_Your task_: From the line that contains "Convert this document image to plain text." through the closing line of the entries, write out each line exactly; pictures stay out.

_Task data_:
* * *
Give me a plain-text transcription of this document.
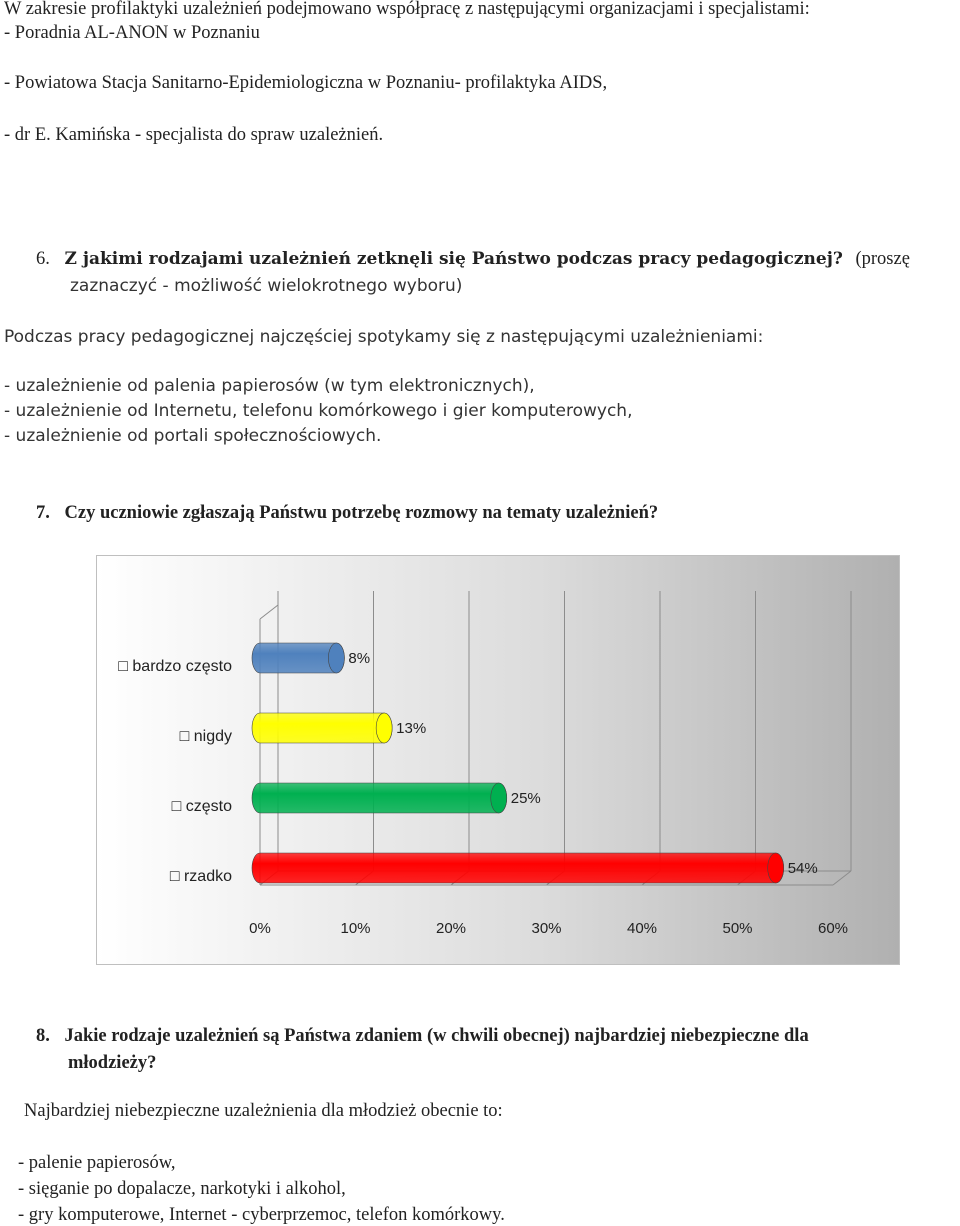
W zakresie profilaktyki uzależnień podejmowano współpracę z następującymi organizacjami i specjalistami:
- Poradnia AL-ANON w Poznaniu
- Powiatowa Stacja Sanitarno-Epidemiologiczna w Poznaniu- profilaktyka AIDS,
- dr E. Kamińska - specjalista do spraw uzależnień.
6. Z jakimi rodzajami uzależnień zetknęli się Państwo podczas pracy pedagogicznej? (proszę
zaznaczyć - możliwość wielokrotnego wyboru)
Podczas pracy pedagogicznej najczęściej spotykamy się z następującymi uzależnieniami:
- uzależnienie od palenia papierosów (w tym elektronicznych),
- uzależnienie od Internetu, telefonu komórkowego i gier komputerowych,
- uzależnienie od portali społecznościowych.
7. Czy uczniowie zgłaszają Państwu potrzebę rozmowy na tematy uzależnień?
□ bardzo często	8%
□ nigdy	13%
□ często	25%
□ rzadko	54%
0%	10%	20%	30%	40%	50%	60%
8. Jakie rodzaje uzależnień są Państwa zdaniem (w chwili obecnej) najbardziej niebezpieczne dla
młodzieży?
Najbardziej niebezpieczne uzależnienia dla młodzież obecnie to:
- palenie papierosów,
- sięganie po dopalacze, narkotyki i alkohol,
- gry komputerowe, Internet - cyberprzemoc, telefon komórkowy.
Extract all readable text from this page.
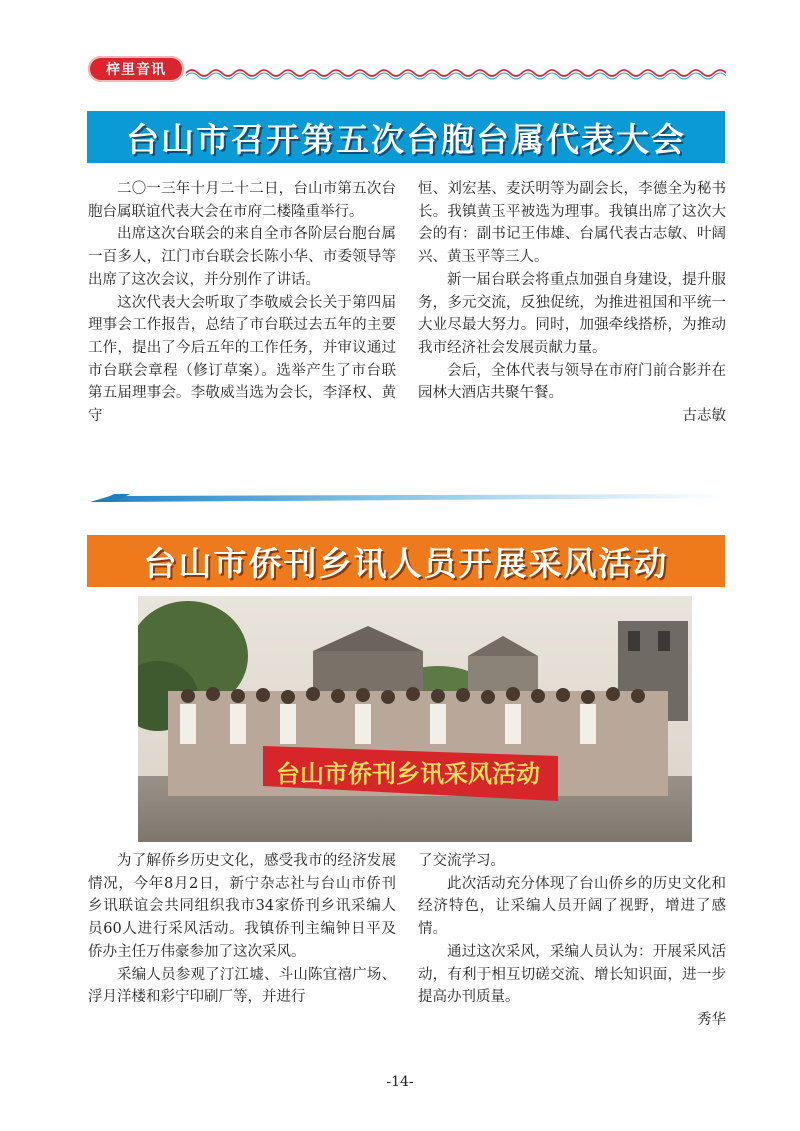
梓里音讯
台山市召开第五次台胞台属代表大会

二〇一三年十月二十二日，台山市第五次台胞台属联谊代表大会在市府二楼隆重举行。

出席这次台联会的来自全市各阶层台胞台属一百多人，江门市台联会长陈小华、市委领导等出席了这次会议，并分别作了讲话。

这次代表大会听取了李敬威会长关于第四届理事会工作报告，总结了市台联过去五年的主要工作，提出了今后五年的工作任务，并审议通过市台联会章程（修订草案）。选举产生了市台联第五届理事会。李敬威当选为会长，李泽权、黄守

恒、刘宏基、麦沃明等为副会长，李德全为秘书长。我镇黄玉平被选为理事。我镇出席了这次大会的有：副书记王伟雄、台属代表古志敏、叶阔兴、黄玉平等三人。

新一届台联会将重点加强自身建设，提升服务，多元交流，反独促统，为推进祖国和平统一大业尽最大努力。同时，加强牵线搭桥，为推动我市经济社会发展贡献力量。

会后，全体代表与领导在市府门前合影并在园林大酒店共聚午餐。

古志敏
台山市侨刊乡讯人员开展采风活动
台山市侨刊乡讯采风活动

为了解侨乡历史文化，感受我市的经济发展情况，今年8月2日，新宁杂志社与台山市侨刊乡讯联谊会共同组织我市34家侨刊乡讯采编人员60人进行采风活动。我镇侨刊主编钟日平及侨办主任万伟豪参加了这次采风。

采编人员参观了汀江墟、斗山陈宜禧广场、浮月洋楼和彩宁印刷厂等，并进行

了交流学习。

此次活动充分体现了台山侨乡的历史文化和经济特色，让采编人员开阔了视野，增进了感情。

通过这次采风，采编人员认为：开展采风活动，有利于相互切磋交流、增长知识面，进一步提高办刊质量。

秀华
-14-
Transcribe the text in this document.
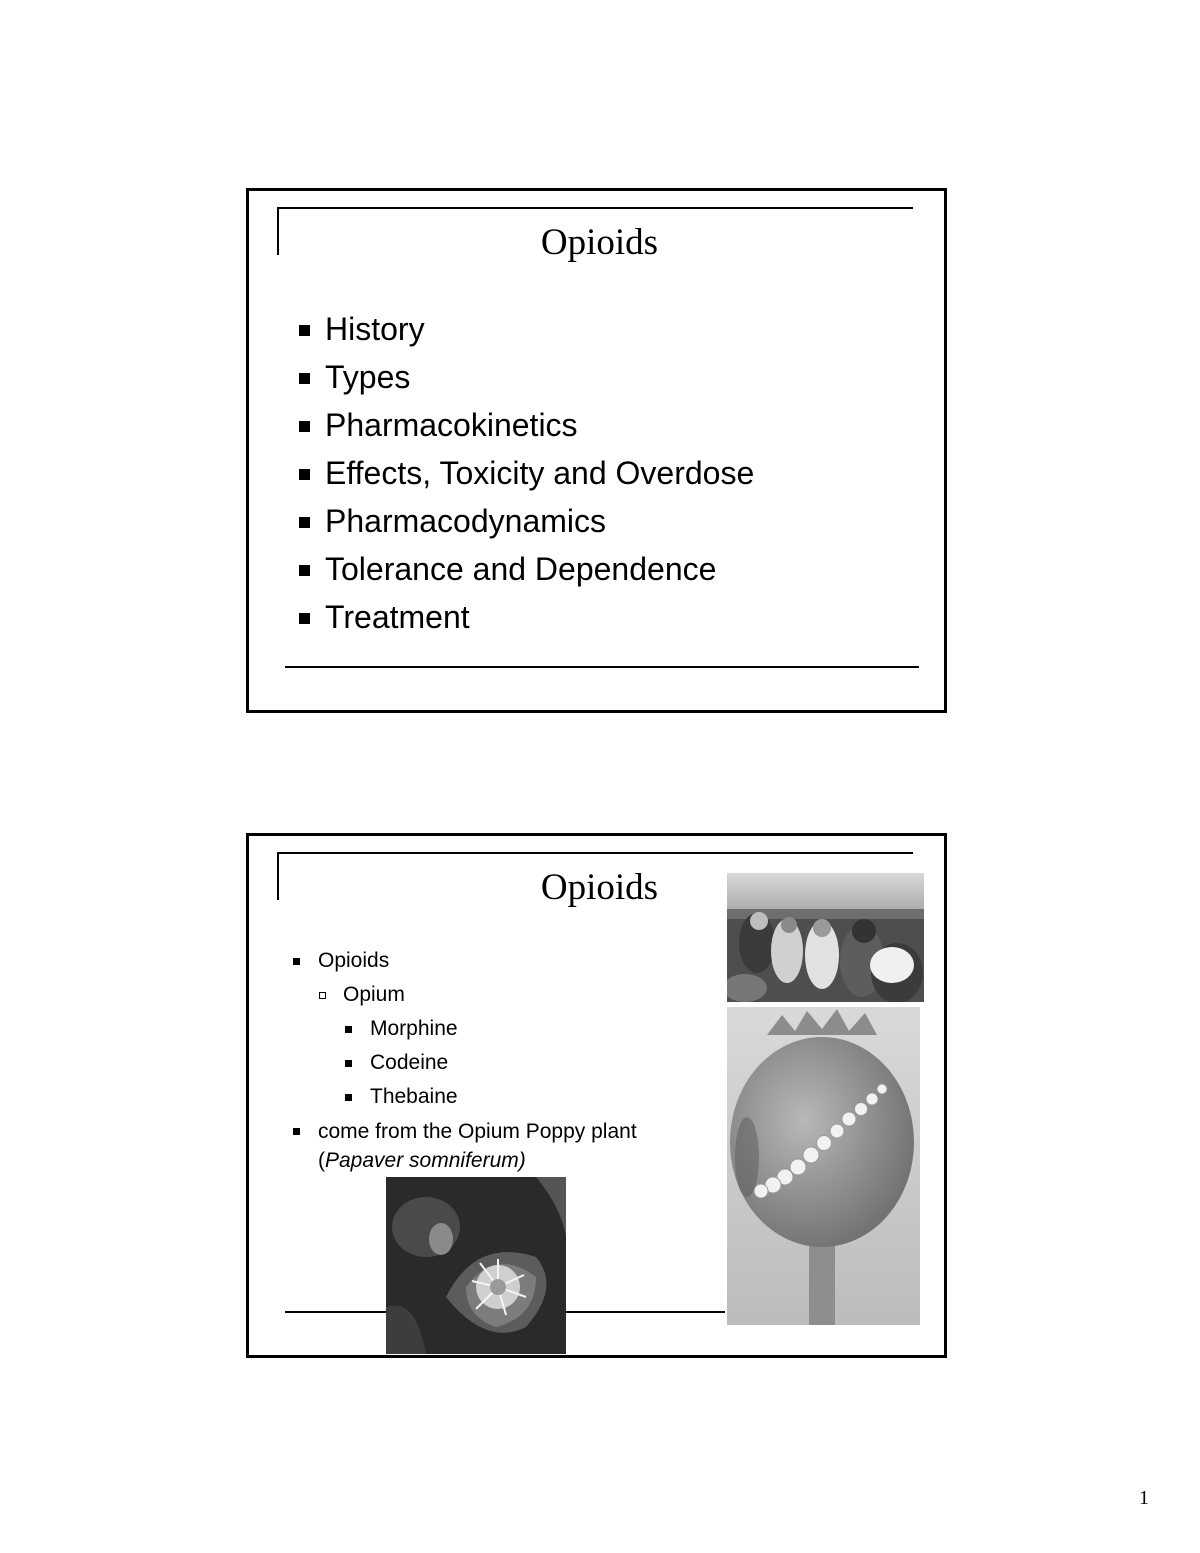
Opioids
History
Types
Pharmacokinetics
Effects, Toxicity and Overdose
Pharmacodynamics
Tolerance and Dependence
Treatment
Opioids
Opioids
Opium
Morphine
Codeine
Thebaine
come from the Opium Poppy plant
(Papaver somniferum)
1
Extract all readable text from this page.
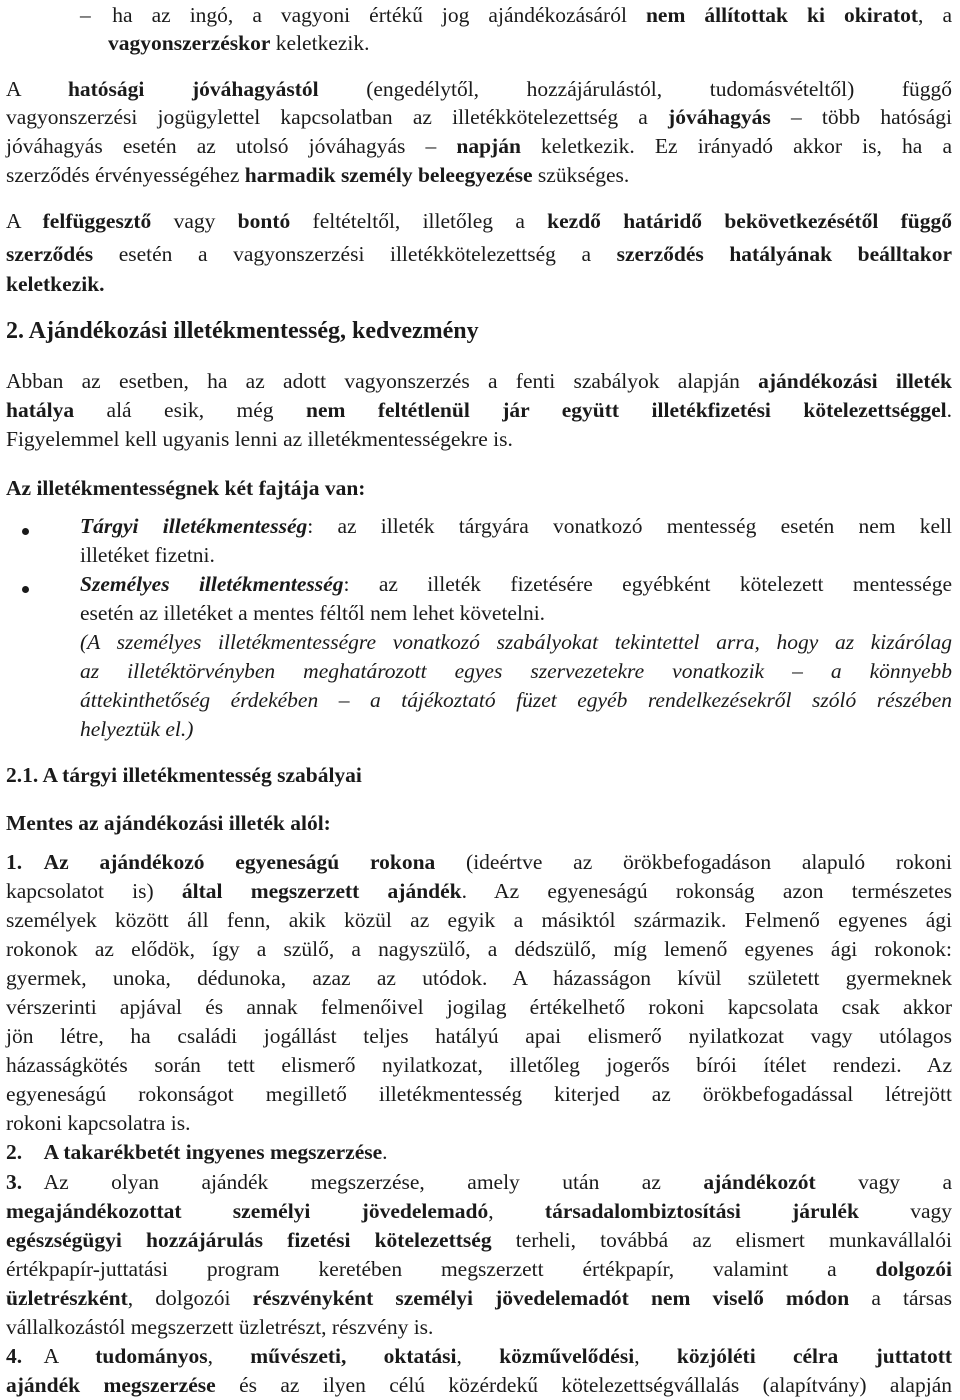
– ha az ingó, a vagyoni értékű jog ajándékozásáról nem állítottak ki okiratot, a
vagyonszerzéskor keletkezik.
A hatósági jóváhagyástól (engedélytől, hozzájárulástól, tudomásvételtől) függő
vagyonszerzési jogügylettel kapcsolatban az illetékkötelezettség a jóváhagyás – több hatósági
jóváhagyás esetén az utolsó jóváhagyás – napján keletkezik. Ez irányadó akkor is, ha a
szerződés érvényességéhez harmadik személy beleegyezése szükséges.
A felfüggesztő vagy bontó feltételtől, illetőleg a kezdő határidő bekövetkezésétől függő
szerződés esetén a vagyonszerzési illetékkötelezettség a szerződés hatályának beálltakor
keletkezik.
2. Ajándékozási illetékmentesség, kedvezmény
Abban az esetben, ha az adott vagyonszerzés a fenti szabályok alapján ajándékozási illeték
hatálya alá esik, még nem feltétlenül jár együtt illetékfizetési kötelezettséggel.
Figyelemmel kell ugyanis lenni az illetékmentességekre is.
Az illetékmentességnek két fajtája van:
Tárgyi illetékmentesség: az illeték tárgyára vonatkozó mentesség esetén nem kell
illetéket fizetni.
Személyes illetékmentesség: az illeték fizetésére egyébként kötelezett mentessége
esetén az illetéket a mentes féltől nem lehet követelni.
(A személyes illetékmentességre vonatkozó szabályokat tekintettel arra, hogy az kizárólag
az illetéktörvényben meghatározott egyes szervezetekre vonatkozik – a könnyebb
áttekinthetőség érdekében – a tájékoztató füzet egyéb rendelkezésekről szóló részében
helyeztük el.)
2.1. A tárgyi illetékmentesség szabályai
Mentes az ajándékozási illeték alól:
1.  Az ajándékozó egyeneságú rokona (ideértve az örökbefogadáson alapuló rokoni
kapcsolatot is) által megszerzett ajándék. Az egyeneságú rokonság azon természetes
személyek között áll fenn, akik közül az egyik a másiktól származik. Felmenő egyenes ági
rokonok az elődök, így a szülő, a nagyszülő, a dédszülő, míg lemenő egyenes ági rokonok:
gyermek, unoka, dédunoka, azaz az utódok. A házasságon kívül született gyermeknek
vérszerinti apjával és annak felmenőivel jogilag értékelhető rokoni kapcsolata csak akkor
jön létre, ha családi jogállást teljes hatályú apai elismerő nyilatkozat vagy utólagos
házasságkötés során tett elismerő nyilatkozat, illetőleg jogerős bírói ítélet rendezi. Az
egyeneságú rokonságot megillető illetékmentesség kiterjed az örökbefogadással létrejött
rokoni kapcsolatra is.
2.  A takarékbetét ingyenes megszerzése.
3. Az olyan ajándék megszerzése, amely után az ajándékozót vagy a
megajándékozottat személyi jövedelemadó, társadalombiztosítási járulék vagy
egészségügyi hozzájárulás fizetési kötelezettség terheli, továbbá az elismert munkavállalói
értékpapír-juttatási program keretében megszerzett értékpapír, valamint a dolgozói
üzletrészként, dolgozói részvényként személyi jövedelemadót nem viselő módon a társas
vállalkozástól megszerzett üzletrészt, részvény is.
4. A tudományos, művészeti, oktatási, közművelődési, közjóléti célra juttatott
ajándék megszerzése és az ilyen célú közérdekű kötelezettségvállalás (alapítvány) alapján
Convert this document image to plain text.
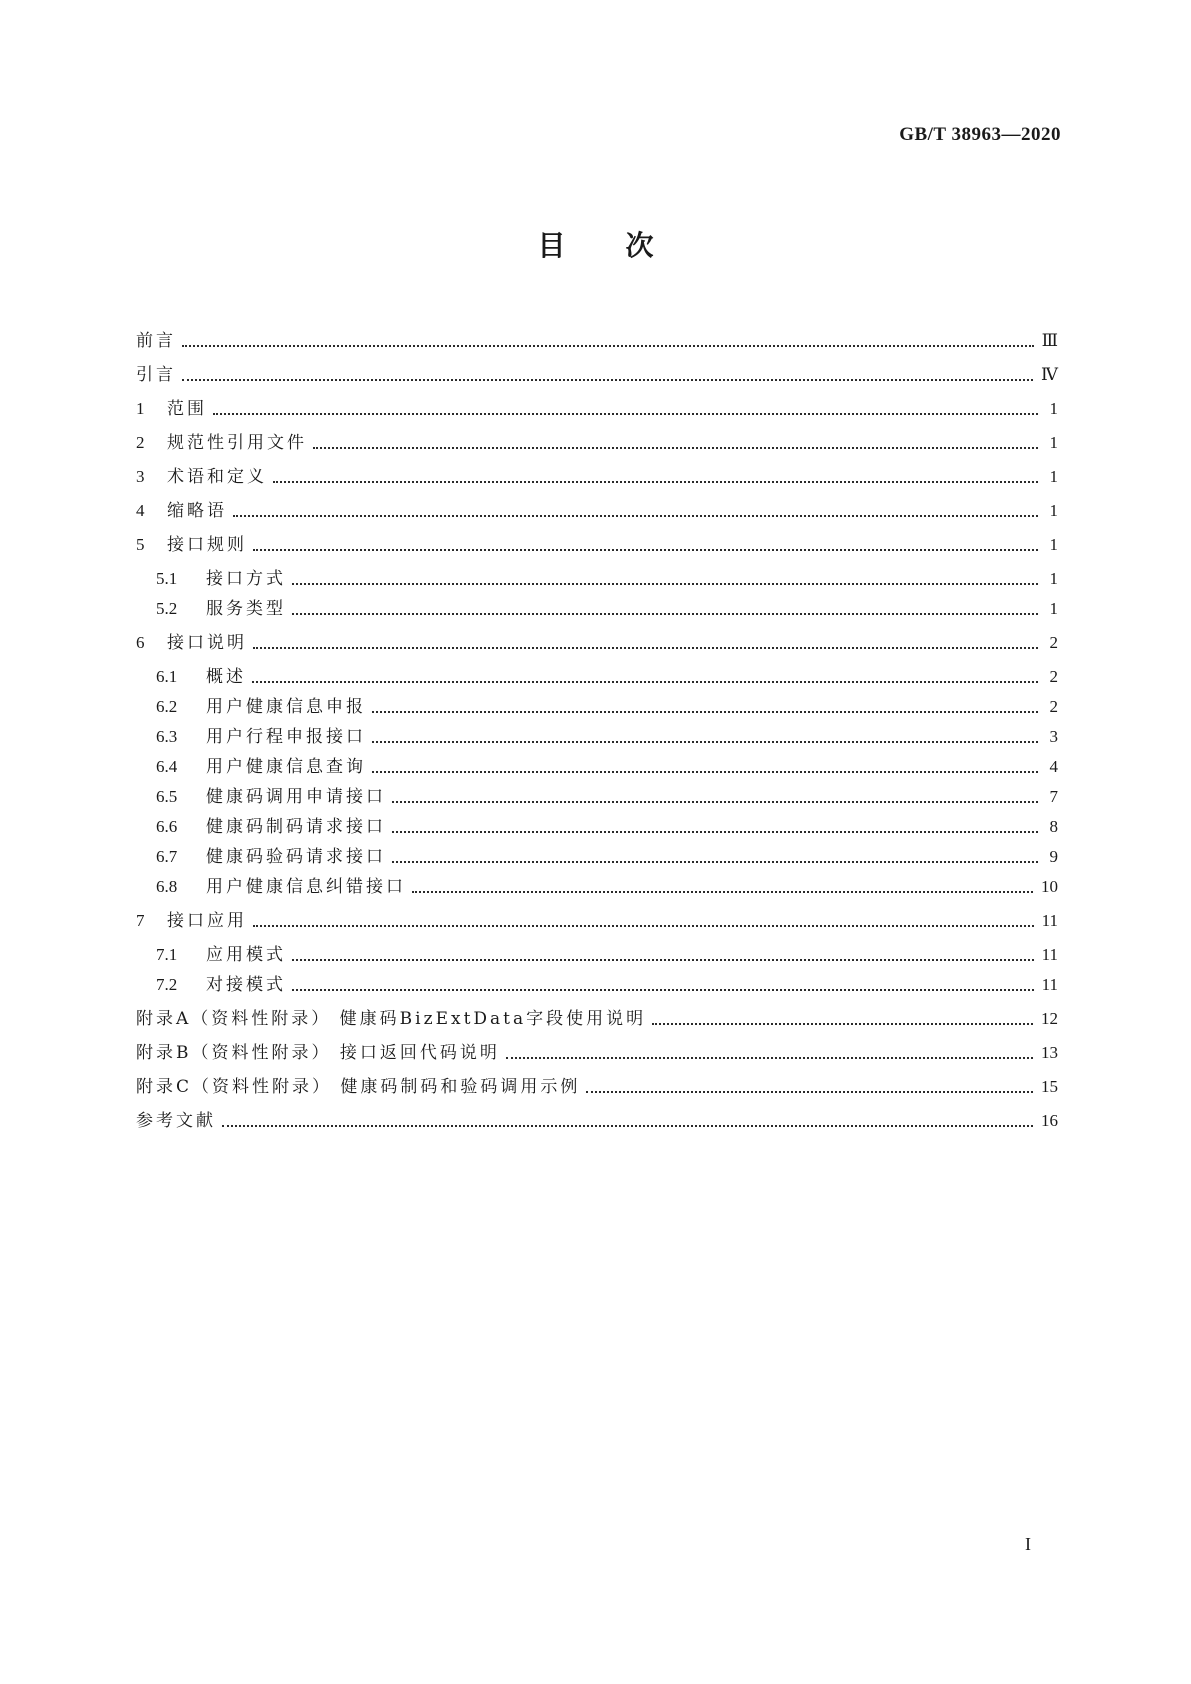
GB/T 38963—2020
目次
前言	Ⅲ
引言	Ⅳ
1	范围	1
2	规范性引用文件	1
3	术语和定义	1
4	缩略语	1
5	接口规则	1
5.1	接口方式	1
5.2	服务类型	1
6	接口说明	2
6.1	概述	2
6.2	用户健康信息申报	2
6.3	用户行程申报接口	3
6.4	用户健康信息查询	4
6.5	健康码调用申请接口	7
6.6	健康码制码请求接口	8
6.7	健康码验码请求接口	9
6.8	用户健康信息纠错接口	10
7	接口应用	11
7.1	应用模式	11
7.2	对接模式	11
附录A（资料性附录） 健康码BizExtData字段使用说明	12
附录B（资料性附录） 接口返回代码说明	13
附录C（资料性附录） 健康码制码和验码调用示例	15
参考文献	16
I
* * *
_The completed task_:
Convert this document image to plain text.
GB/T 38963—2020
目次
前言	Ⅲ
引言	Ⅳ
1	范围	1
2	规范性引用文件	1
3	术语和定义	1
4	缩略语	1
5	接口规则	1
5.1	接口方式	1
5.2	服务类型	1
6	接口说明	2
6.1	概述	2
6.2	用户健康信息申报	2
6.3	用户行程申报接口	3
6.4	用户健康信息查询	4
6.5	健康码调用申请接口	7
6.6	健康码制码请求接口	8
6.7	健康码验码请求接口	9
6.8	用户健康信息纠错接口	10
7	接口应用	11
7.1	应用模式	11
7.2	对接模式	11
附录A（资料性附录） 健康码BizExtData字段使用说明	12
附录B（资料性附录） 接口返回代码说明	13
附录C（资料性附录） 健康码制码和验码调用示例	15
参考文献	16
I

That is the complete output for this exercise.